■ Trecho do texto
....
Título: Poleto cai em contradições e tem prisão pedida
Autor: Alan Gripp/Demétrio Weber
Fonte: O Globo, 11/11/2005, O País, p. 10

Ex-assessor de Palocci em Ribeirão Preto só não deixou Congresso algemado por causa de hábeas-corpus

BRASÍLIA. A CPI dos Bingos aprovou ontem requerimento pedindo a prisão do economista Vladimir Poleto, suspeito de transportar o suposto dinheiro enviado pelo governo de Cuba para a campanha do presidente Luiz Inácio Lula da Silva, em 2002. Poleto depôs ontem e caiu em diversas contradições. Só não deixou o Congresso algemado porque depôs protegido por um hábeas-corpus. Para parlamentares da oposição, Poleto acabou tornando verossímil a denúncia da revista "Veja" sobre o suposto dinheiro cubano e deixou ainda mais frágil a situação do ministro da Fazenda, Antonio Palocci. Seu ex-assessor tentou fazer um desmentido acusando o autor da reportagem, mas foi desmentido, se enrolou com inúmeras contradições e ainda confirmou a viagem do avião Sêneca transportando caixas que ele agora diz serem de uísque e não de dólares.
....
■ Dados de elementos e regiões
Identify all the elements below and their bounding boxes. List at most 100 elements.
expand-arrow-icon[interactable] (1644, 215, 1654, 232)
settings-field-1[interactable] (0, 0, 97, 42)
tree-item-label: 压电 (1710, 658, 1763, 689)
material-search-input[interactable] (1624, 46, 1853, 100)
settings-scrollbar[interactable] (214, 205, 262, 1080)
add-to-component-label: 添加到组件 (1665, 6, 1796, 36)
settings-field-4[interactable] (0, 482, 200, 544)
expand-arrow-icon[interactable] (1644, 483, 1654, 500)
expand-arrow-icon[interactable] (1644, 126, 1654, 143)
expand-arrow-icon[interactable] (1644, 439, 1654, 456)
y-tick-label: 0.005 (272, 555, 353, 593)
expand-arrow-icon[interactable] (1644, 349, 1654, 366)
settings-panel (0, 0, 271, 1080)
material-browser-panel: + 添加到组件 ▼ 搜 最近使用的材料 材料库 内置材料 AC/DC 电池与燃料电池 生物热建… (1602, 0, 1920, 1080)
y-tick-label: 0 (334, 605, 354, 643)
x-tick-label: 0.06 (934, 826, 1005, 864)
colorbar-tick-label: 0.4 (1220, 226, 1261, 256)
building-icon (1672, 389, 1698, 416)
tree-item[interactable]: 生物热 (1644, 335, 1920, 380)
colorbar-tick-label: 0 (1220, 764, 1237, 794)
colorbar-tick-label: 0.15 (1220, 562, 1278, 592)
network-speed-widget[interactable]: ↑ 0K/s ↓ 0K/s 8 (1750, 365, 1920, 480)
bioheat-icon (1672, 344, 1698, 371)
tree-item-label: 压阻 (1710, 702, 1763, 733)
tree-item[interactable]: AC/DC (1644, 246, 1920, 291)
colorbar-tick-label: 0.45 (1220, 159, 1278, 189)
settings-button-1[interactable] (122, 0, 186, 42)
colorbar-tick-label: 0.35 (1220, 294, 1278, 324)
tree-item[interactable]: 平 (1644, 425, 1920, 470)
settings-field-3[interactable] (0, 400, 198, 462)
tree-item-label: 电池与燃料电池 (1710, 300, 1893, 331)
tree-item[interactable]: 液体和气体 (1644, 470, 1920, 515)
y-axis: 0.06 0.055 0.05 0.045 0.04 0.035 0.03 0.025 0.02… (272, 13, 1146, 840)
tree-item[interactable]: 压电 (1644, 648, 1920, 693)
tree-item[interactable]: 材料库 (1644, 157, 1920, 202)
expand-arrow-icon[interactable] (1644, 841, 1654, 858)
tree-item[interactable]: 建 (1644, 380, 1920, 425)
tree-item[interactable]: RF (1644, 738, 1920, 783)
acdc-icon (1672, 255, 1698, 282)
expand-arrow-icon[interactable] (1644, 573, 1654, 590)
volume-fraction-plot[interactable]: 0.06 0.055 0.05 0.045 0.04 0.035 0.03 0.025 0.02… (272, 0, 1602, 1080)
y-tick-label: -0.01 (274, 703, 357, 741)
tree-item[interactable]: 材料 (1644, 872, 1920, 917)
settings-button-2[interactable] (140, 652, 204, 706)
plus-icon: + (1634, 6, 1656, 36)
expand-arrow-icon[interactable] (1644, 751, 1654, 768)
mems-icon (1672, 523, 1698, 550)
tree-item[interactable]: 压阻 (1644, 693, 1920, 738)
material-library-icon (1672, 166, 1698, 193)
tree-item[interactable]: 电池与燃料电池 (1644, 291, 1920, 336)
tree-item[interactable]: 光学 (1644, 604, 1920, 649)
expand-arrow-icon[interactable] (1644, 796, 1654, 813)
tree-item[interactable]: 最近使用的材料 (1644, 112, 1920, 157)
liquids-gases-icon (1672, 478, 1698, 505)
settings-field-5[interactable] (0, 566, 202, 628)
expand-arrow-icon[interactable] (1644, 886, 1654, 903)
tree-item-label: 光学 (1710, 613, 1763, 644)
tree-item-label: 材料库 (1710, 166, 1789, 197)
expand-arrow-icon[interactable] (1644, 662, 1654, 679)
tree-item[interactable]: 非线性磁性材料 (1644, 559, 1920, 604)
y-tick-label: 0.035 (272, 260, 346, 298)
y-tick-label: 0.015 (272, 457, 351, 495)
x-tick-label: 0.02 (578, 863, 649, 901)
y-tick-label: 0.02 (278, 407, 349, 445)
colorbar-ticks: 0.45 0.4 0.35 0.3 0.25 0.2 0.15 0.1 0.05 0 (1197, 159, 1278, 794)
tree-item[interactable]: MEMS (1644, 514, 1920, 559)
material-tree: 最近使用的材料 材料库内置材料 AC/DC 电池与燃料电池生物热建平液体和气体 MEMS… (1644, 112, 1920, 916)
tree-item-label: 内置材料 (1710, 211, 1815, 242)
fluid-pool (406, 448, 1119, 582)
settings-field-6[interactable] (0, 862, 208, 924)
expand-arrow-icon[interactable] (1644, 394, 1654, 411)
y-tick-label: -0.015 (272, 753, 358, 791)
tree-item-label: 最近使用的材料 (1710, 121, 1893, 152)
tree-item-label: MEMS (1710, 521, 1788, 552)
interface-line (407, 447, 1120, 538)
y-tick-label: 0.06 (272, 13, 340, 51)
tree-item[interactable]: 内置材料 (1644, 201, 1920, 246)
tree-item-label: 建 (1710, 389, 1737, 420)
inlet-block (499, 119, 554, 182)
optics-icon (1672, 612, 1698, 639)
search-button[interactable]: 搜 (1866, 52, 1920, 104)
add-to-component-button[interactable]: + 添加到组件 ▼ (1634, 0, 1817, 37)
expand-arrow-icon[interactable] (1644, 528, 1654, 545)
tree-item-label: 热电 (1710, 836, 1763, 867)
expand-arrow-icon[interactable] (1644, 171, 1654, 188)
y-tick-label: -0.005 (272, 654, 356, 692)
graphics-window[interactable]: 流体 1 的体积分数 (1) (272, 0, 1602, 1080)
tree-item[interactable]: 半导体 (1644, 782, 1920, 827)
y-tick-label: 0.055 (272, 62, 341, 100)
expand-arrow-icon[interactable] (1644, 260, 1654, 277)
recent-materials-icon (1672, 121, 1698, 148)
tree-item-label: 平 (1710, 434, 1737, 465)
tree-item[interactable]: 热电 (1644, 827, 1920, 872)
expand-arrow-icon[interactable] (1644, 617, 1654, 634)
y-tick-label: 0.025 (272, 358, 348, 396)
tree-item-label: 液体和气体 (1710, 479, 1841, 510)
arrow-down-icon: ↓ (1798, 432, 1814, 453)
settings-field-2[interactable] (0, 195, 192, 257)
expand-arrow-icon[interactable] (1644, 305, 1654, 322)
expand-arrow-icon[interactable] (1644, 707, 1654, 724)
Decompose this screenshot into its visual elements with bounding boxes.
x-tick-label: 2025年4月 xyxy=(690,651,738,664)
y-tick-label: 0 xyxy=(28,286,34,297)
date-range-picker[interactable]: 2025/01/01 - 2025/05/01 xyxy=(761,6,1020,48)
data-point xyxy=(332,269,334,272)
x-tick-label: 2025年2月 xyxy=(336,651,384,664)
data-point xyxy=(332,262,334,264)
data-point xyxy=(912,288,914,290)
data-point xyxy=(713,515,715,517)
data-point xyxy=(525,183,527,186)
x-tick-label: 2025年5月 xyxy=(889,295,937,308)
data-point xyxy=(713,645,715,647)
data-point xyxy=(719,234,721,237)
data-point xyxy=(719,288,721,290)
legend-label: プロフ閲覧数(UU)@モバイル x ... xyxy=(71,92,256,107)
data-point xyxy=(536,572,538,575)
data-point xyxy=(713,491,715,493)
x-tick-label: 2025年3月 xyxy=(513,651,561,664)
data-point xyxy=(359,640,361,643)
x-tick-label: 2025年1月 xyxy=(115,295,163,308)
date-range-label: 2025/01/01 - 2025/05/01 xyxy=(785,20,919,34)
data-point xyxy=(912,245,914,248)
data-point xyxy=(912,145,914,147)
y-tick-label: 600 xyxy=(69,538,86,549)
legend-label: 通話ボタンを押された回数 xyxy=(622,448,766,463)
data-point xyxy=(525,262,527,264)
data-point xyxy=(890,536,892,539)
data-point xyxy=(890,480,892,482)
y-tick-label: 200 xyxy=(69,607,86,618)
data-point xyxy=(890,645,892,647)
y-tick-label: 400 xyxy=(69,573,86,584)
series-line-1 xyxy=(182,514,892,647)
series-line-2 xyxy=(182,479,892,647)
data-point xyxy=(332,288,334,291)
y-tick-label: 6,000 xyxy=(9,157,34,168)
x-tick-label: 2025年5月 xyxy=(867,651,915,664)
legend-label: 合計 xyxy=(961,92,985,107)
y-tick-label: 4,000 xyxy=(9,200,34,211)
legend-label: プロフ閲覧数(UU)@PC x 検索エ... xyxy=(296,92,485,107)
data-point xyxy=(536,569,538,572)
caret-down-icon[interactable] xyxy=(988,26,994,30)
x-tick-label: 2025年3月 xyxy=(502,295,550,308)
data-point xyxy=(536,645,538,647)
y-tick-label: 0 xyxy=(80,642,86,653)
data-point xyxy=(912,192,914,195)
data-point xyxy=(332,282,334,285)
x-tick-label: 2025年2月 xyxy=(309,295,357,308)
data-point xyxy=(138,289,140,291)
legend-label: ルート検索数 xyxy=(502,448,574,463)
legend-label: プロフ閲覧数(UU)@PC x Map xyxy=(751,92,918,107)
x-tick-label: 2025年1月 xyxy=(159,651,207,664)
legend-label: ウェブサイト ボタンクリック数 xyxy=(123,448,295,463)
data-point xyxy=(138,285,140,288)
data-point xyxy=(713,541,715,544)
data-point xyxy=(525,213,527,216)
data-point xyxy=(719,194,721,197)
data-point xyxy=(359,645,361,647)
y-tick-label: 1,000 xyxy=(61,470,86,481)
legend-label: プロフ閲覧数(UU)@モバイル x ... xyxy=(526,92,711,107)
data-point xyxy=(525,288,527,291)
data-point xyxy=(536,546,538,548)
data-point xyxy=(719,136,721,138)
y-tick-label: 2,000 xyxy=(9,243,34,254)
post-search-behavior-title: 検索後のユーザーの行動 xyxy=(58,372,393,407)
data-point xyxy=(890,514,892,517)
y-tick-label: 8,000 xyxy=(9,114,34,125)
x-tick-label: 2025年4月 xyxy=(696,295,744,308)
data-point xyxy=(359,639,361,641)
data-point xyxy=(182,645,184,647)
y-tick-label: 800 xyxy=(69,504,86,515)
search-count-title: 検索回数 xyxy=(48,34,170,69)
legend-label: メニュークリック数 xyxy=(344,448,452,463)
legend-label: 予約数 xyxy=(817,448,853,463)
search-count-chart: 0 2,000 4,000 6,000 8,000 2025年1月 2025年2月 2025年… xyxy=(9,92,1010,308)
....
■ Lista de exercícios
1. Transforme em lista o parágrafo da notícia que começa com "BRASÍLIA. A CPI dos Bingos", preservando os fatos principais.
2. Reproduza fielmente as linhas das entradas, do início delas até a linha que contém "colorbar-tick-label: 0.4 (1220, 226, 1261, 256)", incluindo esta última.

■ Respostas
1.
- A CPI dos Bingos aprovou um requerimento que pede a prisão do economista Vladimir Poleto. Ele é suspeito de transportar o suposto dinheiro enviado pelo governo de Cuba para a campanha do presidente Lula em 2002.
- Poleto depôs e caiu em diversas contradições. Só não deixou o Congresso algemado porque estava protegido por um hábeas-corpus.
- Para parlamentares da oposição, ele tornou verossímil a denúncia da revista "Veja" sobre o suposto dinheiro cubano. Também deixou ainda mais frágil a situação do ministro da Fazenda, Antonio Palocci.
- Poleto tentou desmentir a denúncia acusando o autor da reportagem, mas foi desmentido e se enrolou em contradições.
- Ele confirmou a viagem do avião Sêneca com caixas que agora diz serem de uísque, e não de dólares.

2.
Identify all the elements below and their bounding boxes. List at most 100 elements.
expand-arrow-icon[interactable] (1644, 215, 1654, 232)
settings-field-1[interactable] (0, 0, 97, 42)
tree-item-label: 压电 (1710, 658, 1763, 689)
material-search-input[interactable] (1624, 46, 1853, 100)
settings-scrollbar[interactable] (214, 205, 262, 1080)
add-to-component-label: 添加到组件 (1665, 6, 1796, 36)
settings-field-4[interactable] (0, 482, 200, 544)
expand-arrow-icon[interactable] (1644, 483, 1654, 500)
expand-arrow-icon[interactable] (1644, 126, 1654, 143)
expand-arrow-icon[interactable] (1644, 439, 1654, 456)
y-tick-label: 0.005 (272, 555, 353, 593)
expand-arrow-icon[interactable] (1644, 349, 1654, 366)
settings-panel (0, 0, 271, 1080)
material-browser-panel: + 添加到组件 ▼ 搜 最近使用的材料 材料库 内置材料 AC/DC 电池与燃料电池 生物热建… (1602, 0, 1920, 1080)
y-tick-label: 0 (334, 605, 354, 643)
x-tick-label: 0.06 (934, 826, 1005, 864)
colorbar-tick-label: 0.4 (1220, 226, 1261, 256)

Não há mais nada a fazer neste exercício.